Task to complete:
Answer the following questions using the introduction on human metapneumovirus below.
(a) In which country was hMPV first discovered?
(b) What kind of genome does hMPV have?
(c) What does hMPV cause in the epithelial lining of bronchioles?

Document excerpt:
---*---

Introduction

Human metapneumovirus (hMPV) was first discovered as a novel pathogen among children with acute lower respiratory illness in the Netherlands in 20011,2. Based on morphological studies of the virion and genome organization, hMPV has been classified as Metapneumovirus genus of family Pneumoviridae1,3,4, measuring 150–600 nm in size, pleomorphic with envelope spikes as projections ranging 13–17 nm1,2. It has a negative-sense single-stranded RNA genome, reported as one of the leading causes of lower respiratory tract illnesses among children worldwide, and is associated with infections among immunocompromised hosts and other underlying morbidities5. It also causes a broad range of infections among children from upper respiratory air tract infections to severe lower respiratory tract illness leading to pneumonia and bronchiolitis6. In the respiratory tissues, hMPV causes inflammation and necrosis of the epithelial lining of bronchioles and result in sloughing7.

---*---

Information supplied:
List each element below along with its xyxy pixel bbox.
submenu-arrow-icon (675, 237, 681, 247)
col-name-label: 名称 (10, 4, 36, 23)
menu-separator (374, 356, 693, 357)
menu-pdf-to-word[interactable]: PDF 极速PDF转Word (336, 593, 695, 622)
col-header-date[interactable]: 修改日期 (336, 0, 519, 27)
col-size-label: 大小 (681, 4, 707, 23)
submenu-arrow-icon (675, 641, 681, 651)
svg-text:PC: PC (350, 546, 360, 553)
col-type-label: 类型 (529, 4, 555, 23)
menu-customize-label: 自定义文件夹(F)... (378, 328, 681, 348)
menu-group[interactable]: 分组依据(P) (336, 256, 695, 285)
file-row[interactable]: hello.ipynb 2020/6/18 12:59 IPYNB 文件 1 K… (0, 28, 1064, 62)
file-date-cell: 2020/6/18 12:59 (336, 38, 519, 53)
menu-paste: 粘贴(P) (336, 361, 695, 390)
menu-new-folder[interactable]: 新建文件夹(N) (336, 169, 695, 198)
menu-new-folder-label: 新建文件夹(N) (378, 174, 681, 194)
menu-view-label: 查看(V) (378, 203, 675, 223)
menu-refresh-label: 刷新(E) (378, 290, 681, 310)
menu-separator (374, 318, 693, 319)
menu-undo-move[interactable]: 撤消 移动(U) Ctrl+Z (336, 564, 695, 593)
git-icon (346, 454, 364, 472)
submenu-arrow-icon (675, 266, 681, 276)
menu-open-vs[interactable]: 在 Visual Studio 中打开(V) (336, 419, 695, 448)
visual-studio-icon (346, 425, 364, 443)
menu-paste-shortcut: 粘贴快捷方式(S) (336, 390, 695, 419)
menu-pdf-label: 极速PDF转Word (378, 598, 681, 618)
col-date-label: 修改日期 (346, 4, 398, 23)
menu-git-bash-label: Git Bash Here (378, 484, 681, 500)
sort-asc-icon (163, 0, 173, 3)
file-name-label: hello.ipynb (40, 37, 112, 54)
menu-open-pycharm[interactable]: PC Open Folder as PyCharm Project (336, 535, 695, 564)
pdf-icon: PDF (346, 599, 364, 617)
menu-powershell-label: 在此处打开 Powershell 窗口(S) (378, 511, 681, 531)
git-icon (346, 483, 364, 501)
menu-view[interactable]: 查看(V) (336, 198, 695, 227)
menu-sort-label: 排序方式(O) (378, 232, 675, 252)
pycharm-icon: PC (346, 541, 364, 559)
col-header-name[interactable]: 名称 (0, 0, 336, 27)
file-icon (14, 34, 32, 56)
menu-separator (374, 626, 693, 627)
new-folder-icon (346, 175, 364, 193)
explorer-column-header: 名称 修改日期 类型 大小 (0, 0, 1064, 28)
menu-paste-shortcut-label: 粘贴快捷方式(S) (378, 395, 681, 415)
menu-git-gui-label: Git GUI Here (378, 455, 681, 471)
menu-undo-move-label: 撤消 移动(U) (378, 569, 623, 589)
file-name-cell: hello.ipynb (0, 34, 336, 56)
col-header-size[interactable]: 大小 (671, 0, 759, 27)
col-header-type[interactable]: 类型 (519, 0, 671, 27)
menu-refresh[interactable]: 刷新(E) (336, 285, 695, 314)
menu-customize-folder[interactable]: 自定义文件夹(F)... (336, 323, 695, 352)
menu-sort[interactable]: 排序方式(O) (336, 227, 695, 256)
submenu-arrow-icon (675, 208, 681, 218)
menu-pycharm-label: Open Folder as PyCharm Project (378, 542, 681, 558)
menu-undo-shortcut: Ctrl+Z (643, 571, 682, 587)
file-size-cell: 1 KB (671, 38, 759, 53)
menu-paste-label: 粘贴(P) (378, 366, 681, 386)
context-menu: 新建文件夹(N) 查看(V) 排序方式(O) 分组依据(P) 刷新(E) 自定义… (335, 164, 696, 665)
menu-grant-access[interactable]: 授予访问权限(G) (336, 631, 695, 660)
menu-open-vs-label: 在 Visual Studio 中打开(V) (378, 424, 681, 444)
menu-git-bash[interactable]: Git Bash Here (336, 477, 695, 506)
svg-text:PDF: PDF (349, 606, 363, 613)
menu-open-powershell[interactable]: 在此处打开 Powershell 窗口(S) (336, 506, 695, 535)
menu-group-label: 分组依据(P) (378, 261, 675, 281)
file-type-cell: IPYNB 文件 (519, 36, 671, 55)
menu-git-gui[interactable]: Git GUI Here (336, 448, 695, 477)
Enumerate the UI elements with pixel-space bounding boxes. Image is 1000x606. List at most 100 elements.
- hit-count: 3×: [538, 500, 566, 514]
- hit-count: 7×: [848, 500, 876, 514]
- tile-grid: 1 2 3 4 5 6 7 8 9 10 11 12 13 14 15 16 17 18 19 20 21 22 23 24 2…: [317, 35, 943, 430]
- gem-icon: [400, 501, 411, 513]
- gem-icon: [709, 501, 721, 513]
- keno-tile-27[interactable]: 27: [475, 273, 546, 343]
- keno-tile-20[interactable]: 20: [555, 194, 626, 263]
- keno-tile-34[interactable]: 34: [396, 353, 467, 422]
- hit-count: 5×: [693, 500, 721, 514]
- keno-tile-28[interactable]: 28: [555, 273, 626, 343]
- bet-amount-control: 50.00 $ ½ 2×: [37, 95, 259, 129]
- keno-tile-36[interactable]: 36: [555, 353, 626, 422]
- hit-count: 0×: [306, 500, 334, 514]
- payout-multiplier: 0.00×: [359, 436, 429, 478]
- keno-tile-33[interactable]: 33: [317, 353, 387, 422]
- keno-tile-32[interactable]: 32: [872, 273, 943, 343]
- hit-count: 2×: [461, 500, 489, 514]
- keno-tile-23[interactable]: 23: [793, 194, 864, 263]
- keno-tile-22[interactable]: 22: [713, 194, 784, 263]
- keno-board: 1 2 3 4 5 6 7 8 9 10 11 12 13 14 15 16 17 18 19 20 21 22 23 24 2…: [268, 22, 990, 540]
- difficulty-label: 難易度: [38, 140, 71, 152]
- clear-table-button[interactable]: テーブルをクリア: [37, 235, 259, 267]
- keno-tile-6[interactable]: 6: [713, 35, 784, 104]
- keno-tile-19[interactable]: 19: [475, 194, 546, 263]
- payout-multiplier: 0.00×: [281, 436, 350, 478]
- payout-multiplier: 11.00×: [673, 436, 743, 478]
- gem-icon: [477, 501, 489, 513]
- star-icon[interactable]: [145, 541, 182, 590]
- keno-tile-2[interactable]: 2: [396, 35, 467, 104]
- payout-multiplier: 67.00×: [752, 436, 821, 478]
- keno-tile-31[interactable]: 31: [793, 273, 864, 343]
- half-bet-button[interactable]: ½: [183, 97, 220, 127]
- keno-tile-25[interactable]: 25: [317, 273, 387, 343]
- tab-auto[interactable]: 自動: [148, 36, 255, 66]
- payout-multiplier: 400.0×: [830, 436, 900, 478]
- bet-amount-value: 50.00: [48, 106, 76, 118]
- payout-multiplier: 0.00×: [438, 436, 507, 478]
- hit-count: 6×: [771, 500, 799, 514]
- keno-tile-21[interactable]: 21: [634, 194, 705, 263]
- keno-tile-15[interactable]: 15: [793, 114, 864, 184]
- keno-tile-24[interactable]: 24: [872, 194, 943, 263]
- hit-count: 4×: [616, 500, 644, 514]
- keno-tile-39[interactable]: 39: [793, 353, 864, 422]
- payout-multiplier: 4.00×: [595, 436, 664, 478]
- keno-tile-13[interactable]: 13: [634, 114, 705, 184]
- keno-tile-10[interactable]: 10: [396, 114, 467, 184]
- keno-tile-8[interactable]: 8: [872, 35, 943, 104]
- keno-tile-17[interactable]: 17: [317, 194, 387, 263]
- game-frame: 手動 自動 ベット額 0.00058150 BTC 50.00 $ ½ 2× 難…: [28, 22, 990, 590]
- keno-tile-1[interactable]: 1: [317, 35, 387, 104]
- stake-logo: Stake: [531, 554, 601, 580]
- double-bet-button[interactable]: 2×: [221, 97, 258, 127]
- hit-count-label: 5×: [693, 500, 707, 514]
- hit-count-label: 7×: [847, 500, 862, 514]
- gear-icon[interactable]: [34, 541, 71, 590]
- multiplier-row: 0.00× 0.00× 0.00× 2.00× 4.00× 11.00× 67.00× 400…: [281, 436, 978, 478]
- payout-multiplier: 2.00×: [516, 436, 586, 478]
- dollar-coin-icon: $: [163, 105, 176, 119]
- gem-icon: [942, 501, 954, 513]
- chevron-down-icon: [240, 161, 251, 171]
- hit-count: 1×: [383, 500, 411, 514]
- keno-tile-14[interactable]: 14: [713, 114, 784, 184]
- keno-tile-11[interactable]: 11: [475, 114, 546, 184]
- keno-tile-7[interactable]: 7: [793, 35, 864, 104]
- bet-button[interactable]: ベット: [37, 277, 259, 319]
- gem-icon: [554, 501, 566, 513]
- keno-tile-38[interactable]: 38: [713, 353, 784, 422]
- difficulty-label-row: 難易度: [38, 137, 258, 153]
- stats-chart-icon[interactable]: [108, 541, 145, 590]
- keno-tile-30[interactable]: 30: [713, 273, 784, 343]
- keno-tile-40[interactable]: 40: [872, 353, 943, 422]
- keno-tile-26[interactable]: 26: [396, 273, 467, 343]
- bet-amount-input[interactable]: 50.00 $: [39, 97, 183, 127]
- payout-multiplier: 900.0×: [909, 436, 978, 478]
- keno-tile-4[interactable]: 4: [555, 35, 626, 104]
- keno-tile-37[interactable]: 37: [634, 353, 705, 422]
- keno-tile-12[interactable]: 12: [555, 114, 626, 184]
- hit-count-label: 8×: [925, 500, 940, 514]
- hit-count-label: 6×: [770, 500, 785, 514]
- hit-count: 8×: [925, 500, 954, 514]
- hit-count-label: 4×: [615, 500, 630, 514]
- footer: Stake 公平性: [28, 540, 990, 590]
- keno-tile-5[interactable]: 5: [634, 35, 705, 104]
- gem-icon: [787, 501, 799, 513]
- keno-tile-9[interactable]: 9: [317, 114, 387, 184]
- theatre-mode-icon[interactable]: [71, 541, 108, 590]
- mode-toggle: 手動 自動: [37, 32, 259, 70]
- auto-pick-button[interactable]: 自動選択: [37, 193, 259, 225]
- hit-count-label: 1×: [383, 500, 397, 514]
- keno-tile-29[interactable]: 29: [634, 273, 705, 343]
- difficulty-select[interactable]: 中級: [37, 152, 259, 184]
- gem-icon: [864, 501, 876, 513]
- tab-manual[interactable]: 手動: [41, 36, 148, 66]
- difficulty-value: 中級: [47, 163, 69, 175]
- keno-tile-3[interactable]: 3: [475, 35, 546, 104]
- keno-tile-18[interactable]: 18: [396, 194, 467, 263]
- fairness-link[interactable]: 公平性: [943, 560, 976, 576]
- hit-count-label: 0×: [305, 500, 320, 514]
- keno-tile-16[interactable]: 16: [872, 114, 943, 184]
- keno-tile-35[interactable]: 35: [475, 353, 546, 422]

---*---

Expected output:
(a) The Netherlands.
(b) A negative-sense single-stranded RNA genome.
(c) Inflammation and necrosis, resulting in sloughing.